Provided material section start

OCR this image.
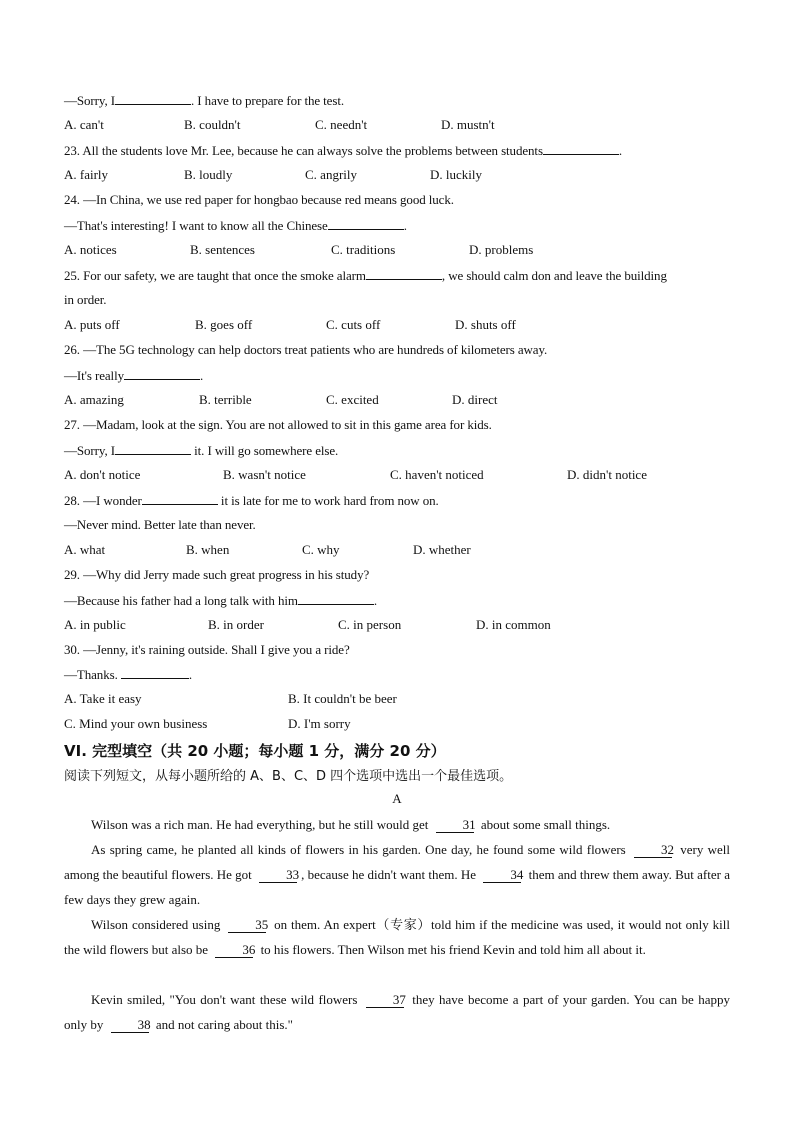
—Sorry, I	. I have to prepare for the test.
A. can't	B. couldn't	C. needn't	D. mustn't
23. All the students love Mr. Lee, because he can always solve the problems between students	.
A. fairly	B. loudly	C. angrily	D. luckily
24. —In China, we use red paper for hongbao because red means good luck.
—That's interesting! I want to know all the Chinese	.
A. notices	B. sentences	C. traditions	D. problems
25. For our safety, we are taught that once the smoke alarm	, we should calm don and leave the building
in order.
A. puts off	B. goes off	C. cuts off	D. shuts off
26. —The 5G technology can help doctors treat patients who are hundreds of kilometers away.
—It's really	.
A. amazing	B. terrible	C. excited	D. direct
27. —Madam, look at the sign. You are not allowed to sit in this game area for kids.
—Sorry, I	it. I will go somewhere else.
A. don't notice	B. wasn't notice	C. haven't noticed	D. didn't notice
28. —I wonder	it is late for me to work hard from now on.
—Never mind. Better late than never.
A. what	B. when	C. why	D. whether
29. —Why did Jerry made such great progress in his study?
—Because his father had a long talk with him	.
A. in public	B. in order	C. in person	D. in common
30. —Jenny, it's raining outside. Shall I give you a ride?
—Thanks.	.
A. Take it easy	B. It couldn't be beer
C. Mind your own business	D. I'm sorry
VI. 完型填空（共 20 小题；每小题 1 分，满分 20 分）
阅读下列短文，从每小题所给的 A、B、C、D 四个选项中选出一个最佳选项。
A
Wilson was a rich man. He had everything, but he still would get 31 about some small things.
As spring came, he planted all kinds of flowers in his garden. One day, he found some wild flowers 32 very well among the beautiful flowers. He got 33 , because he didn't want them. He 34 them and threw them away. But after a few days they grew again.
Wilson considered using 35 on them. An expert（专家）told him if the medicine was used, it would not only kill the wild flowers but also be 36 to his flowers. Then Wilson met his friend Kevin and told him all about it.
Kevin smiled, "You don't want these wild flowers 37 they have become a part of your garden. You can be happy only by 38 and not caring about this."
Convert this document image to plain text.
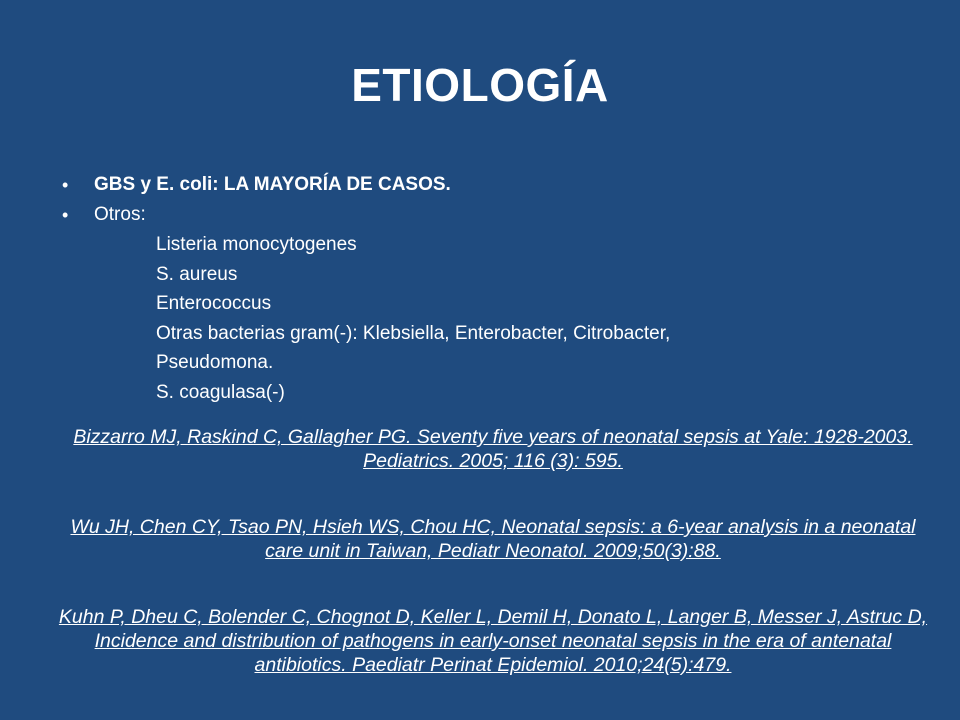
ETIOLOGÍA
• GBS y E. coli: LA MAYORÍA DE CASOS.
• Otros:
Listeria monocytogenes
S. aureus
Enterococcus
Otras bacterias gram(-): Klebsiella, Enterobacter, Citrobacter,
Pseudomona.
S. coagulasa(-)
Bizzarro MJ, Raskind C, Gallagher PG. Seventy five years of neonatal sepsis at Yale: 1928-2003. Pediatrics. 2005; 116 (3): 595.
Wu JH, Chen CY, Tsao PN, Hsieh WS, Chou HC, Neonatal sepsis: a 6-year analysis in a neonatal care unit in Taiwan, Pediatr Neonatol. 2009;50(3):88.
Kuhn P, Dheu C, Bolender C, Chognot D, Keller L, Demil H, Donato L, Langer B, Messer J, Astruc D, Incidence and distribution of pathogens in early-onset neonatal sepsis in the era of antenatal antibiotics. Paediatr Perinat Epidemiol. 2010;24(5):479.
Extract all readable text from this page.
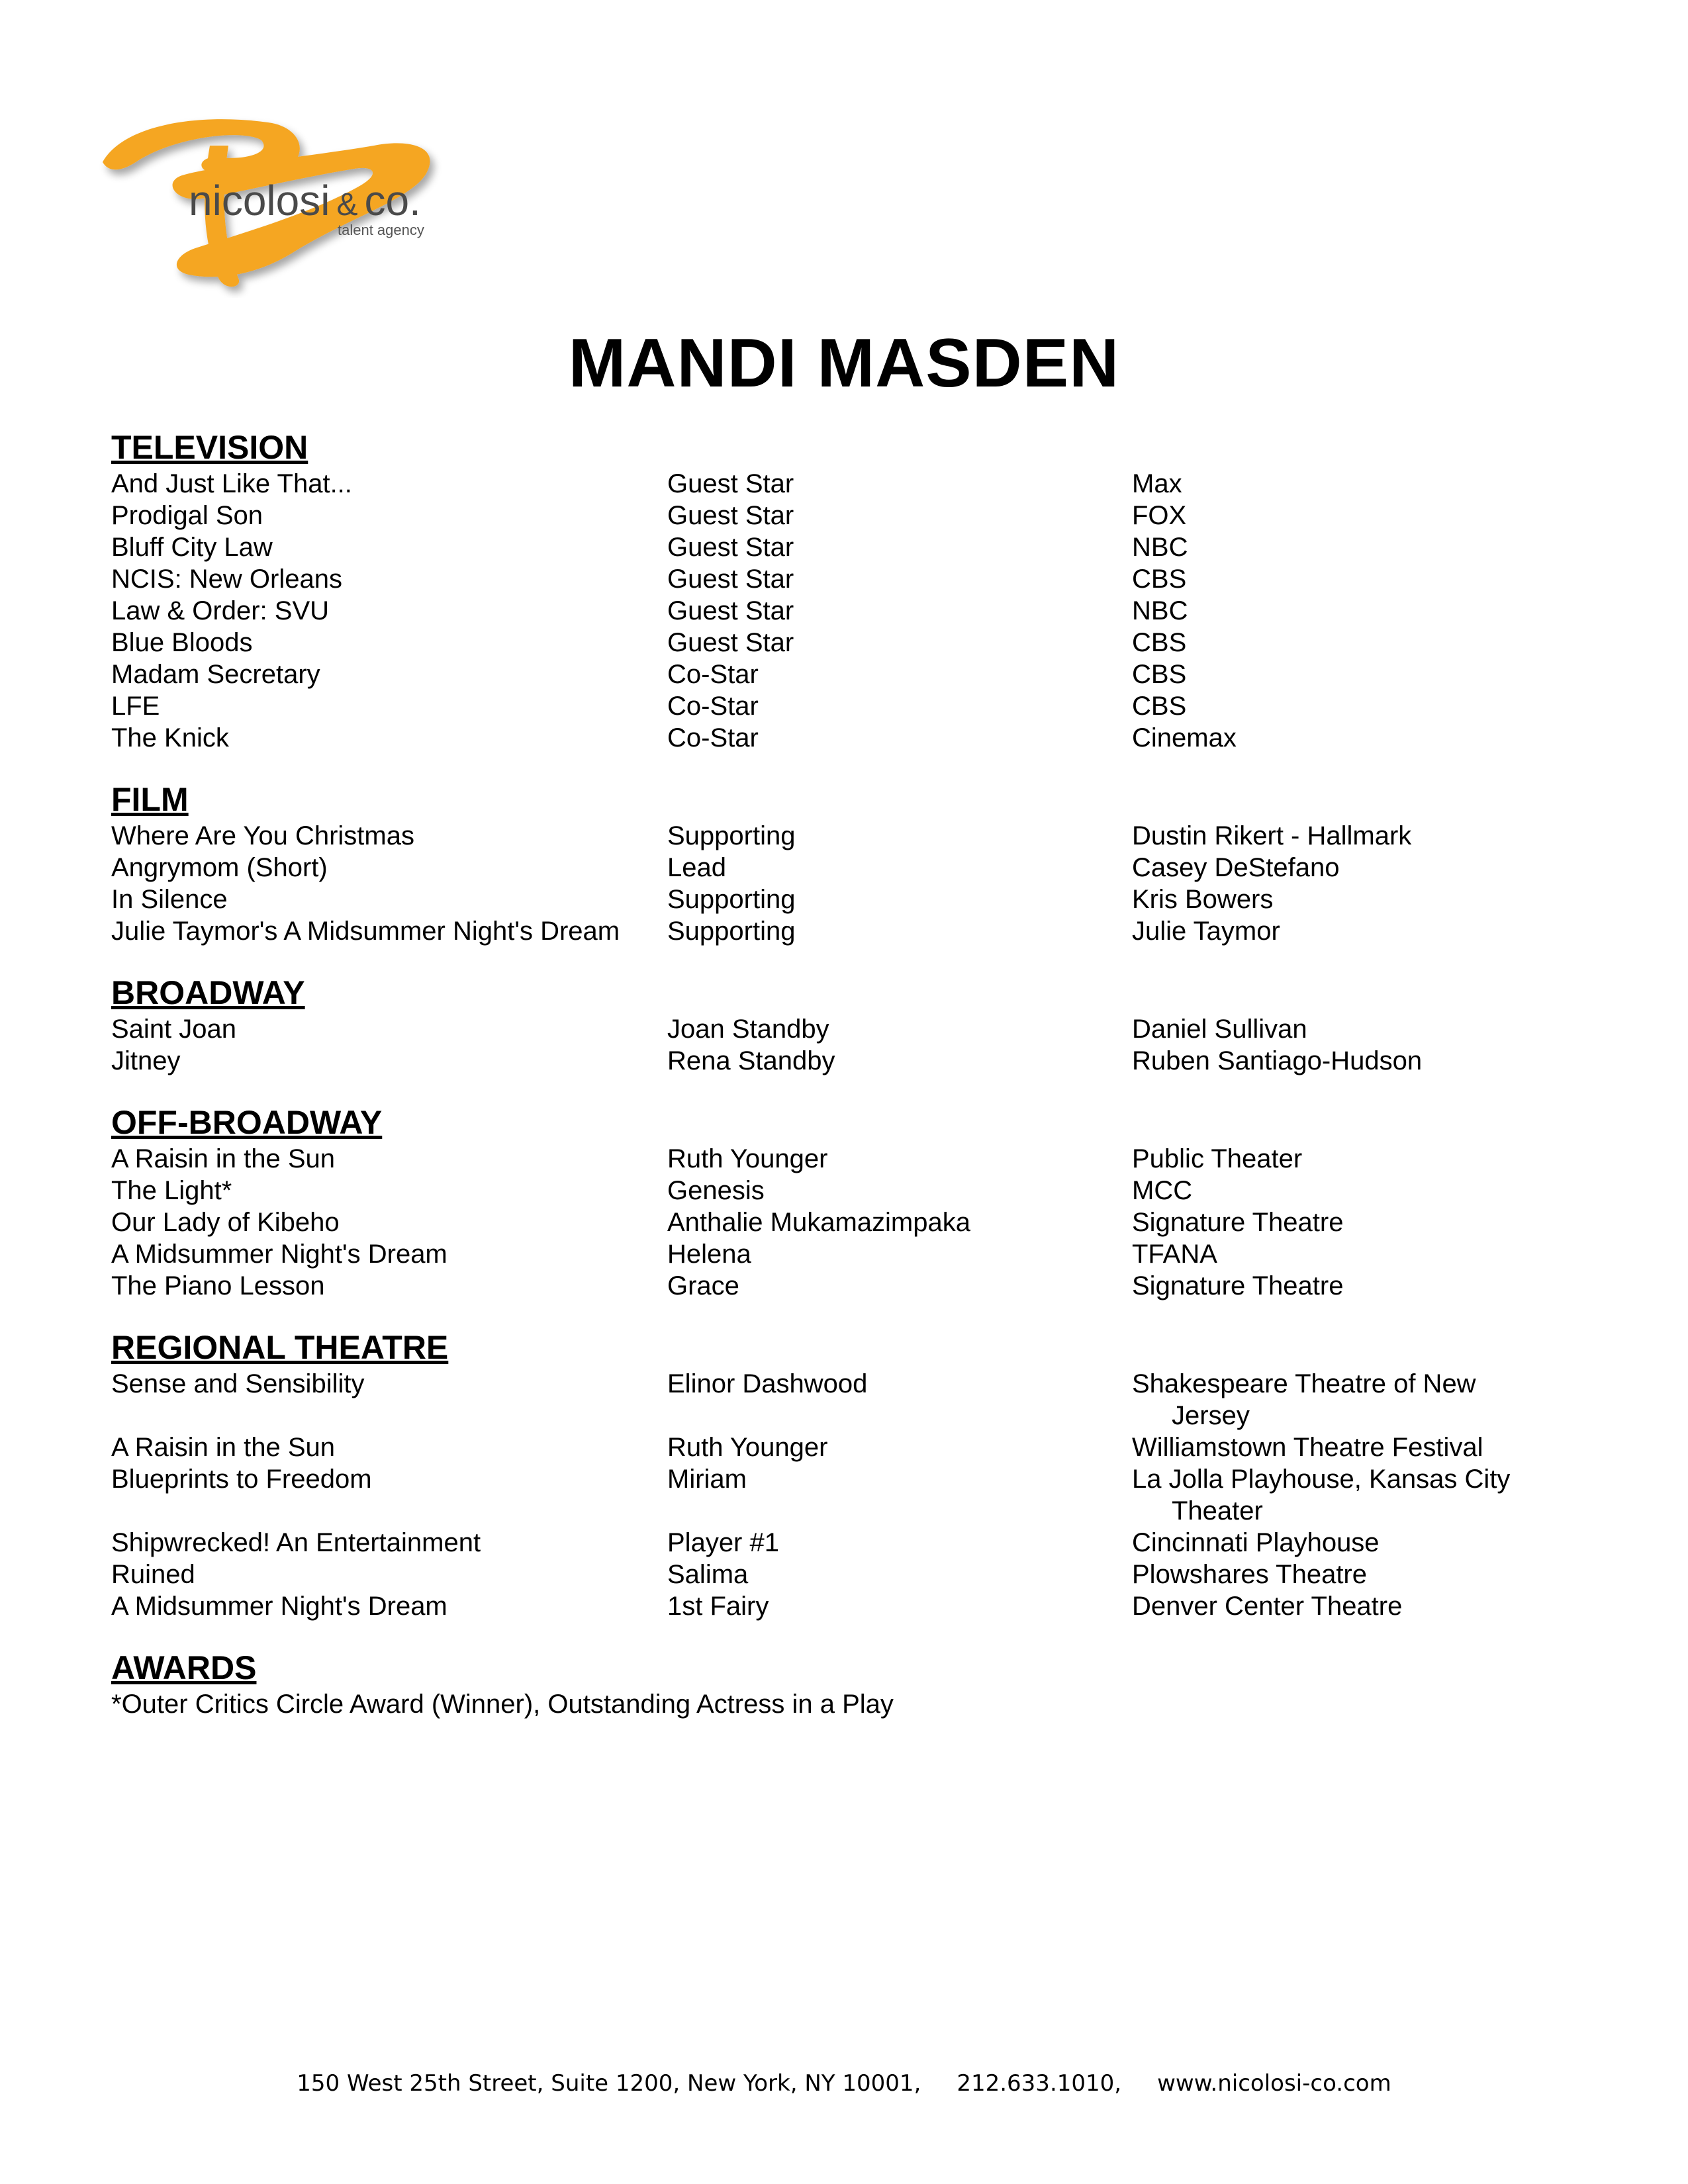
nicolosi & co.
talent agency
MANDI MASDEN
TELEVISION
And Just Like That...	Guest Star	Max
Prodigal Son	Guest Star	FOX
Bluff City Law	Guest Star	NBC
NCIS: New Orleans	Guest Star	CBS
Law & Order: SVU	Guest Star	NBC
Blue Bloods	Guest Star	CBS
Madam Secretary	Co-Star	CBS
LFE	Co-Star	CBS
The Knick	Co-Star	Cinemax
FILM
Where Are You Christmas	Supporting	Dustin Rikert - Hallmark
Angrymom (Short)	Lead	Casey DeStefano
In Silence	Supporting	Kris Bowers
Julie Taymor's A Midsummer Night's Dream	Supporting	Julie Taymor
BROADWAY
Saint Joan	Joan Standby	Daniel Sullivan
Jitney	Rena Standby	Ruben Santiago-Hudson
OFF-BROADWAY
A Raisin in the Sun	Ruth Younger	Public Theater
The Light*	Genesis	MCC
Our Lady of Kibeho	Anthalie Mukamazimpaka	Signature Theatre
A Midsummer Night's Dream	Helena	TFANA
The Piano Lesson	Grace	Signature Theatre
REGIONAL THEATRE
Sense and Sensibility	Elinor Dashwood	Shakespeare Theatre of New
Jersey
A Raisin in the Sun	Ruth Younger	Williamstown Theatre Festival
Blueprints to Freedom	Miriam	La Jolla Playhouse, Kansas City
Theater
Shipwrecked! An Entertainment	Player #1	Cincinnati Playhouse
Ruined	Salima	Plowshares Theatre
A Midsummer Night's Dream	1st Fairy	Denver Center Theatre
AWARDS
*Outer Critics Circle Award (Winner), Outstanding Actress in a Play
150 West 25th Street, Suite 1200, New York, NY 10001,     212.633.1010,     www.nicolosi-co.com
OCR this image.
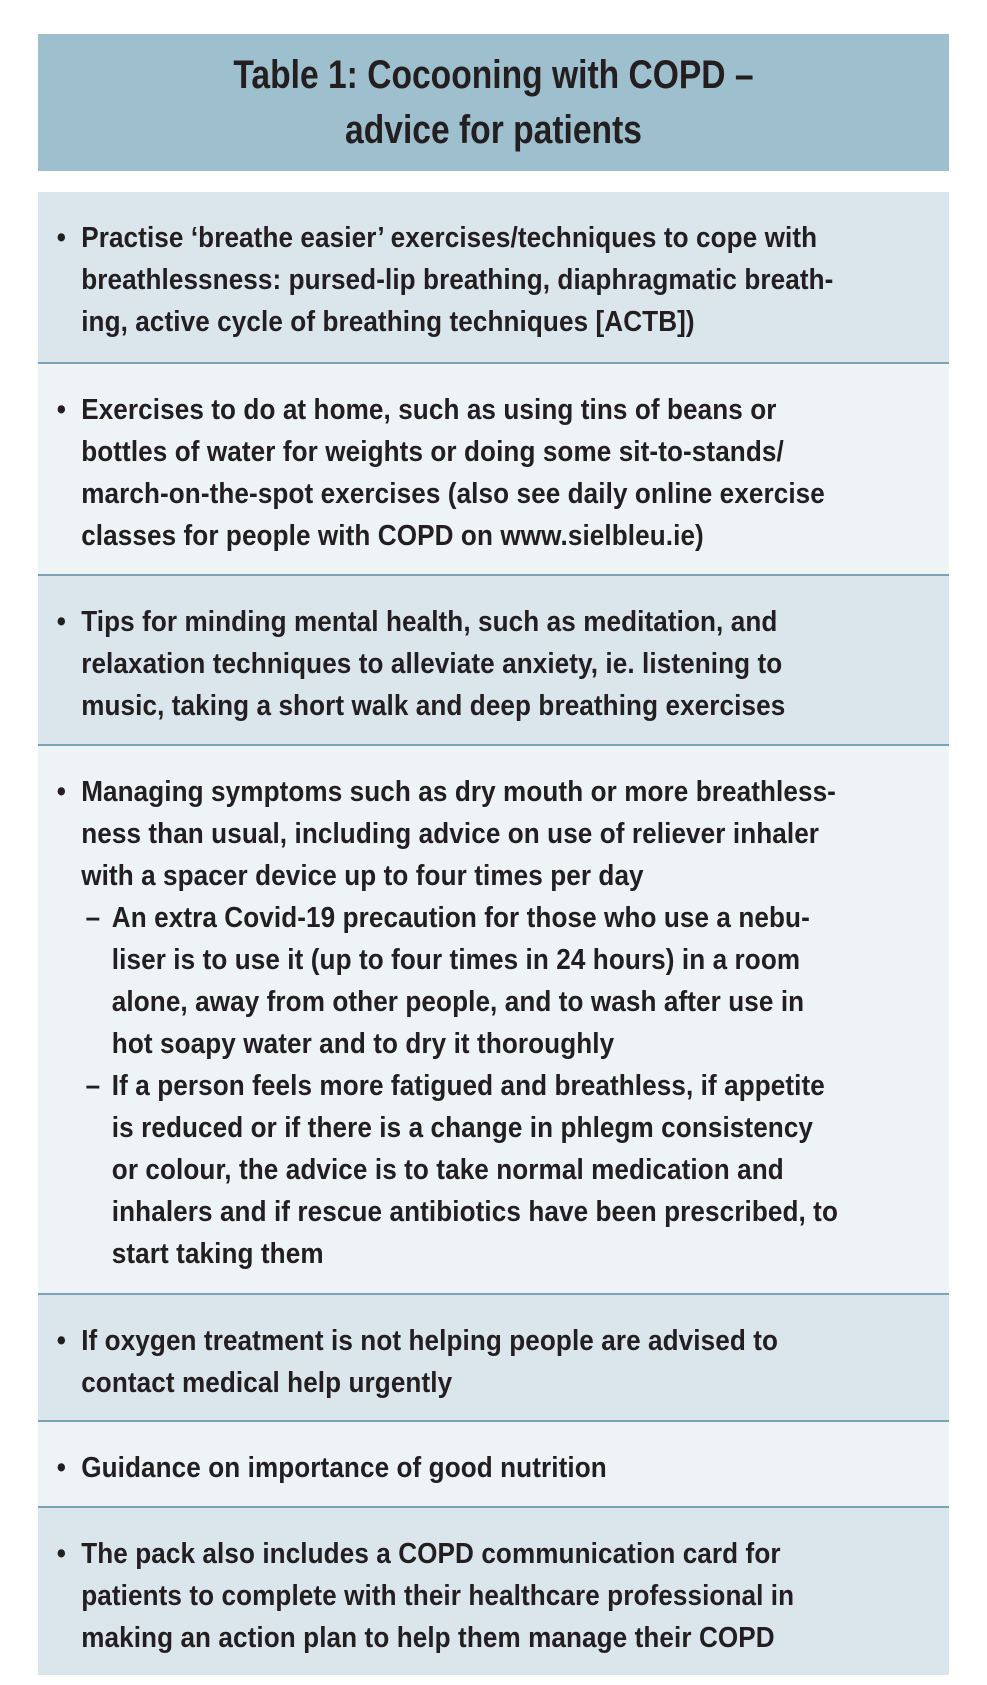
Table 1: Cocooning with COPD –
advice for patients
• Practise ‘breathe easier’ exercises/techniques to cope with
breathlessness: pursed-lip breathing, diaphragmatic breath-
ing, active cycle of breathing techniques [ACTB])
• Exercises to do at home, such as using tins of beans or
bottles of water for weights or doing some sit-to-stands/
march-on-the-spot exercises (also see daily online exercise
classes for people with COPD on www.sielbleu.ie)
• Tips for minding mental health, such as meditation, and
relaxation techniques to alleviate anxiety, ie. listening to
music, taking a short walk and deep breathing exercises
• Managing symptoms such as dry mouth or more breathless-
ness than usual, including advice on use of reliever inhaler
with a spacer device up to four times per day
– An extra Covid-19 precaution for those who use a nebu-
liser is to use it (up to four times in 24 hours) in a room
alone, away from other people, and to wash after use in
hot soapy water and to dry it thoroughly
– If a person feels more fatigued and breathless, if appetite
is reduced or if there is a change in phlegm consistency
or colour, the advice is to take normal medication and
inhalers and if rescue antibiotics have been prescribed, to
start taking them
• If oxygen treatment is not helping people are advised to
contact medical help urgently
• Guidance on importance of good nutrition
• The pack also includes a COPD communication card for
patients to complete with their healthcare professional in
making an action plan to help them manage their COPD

Provided material section end

Work order: Show me every line in the data above that includes "more".

Reply:
• Managing symptoms such as dry mouth or more breathless-
– If a person feels more fatigued and breathless, if appetite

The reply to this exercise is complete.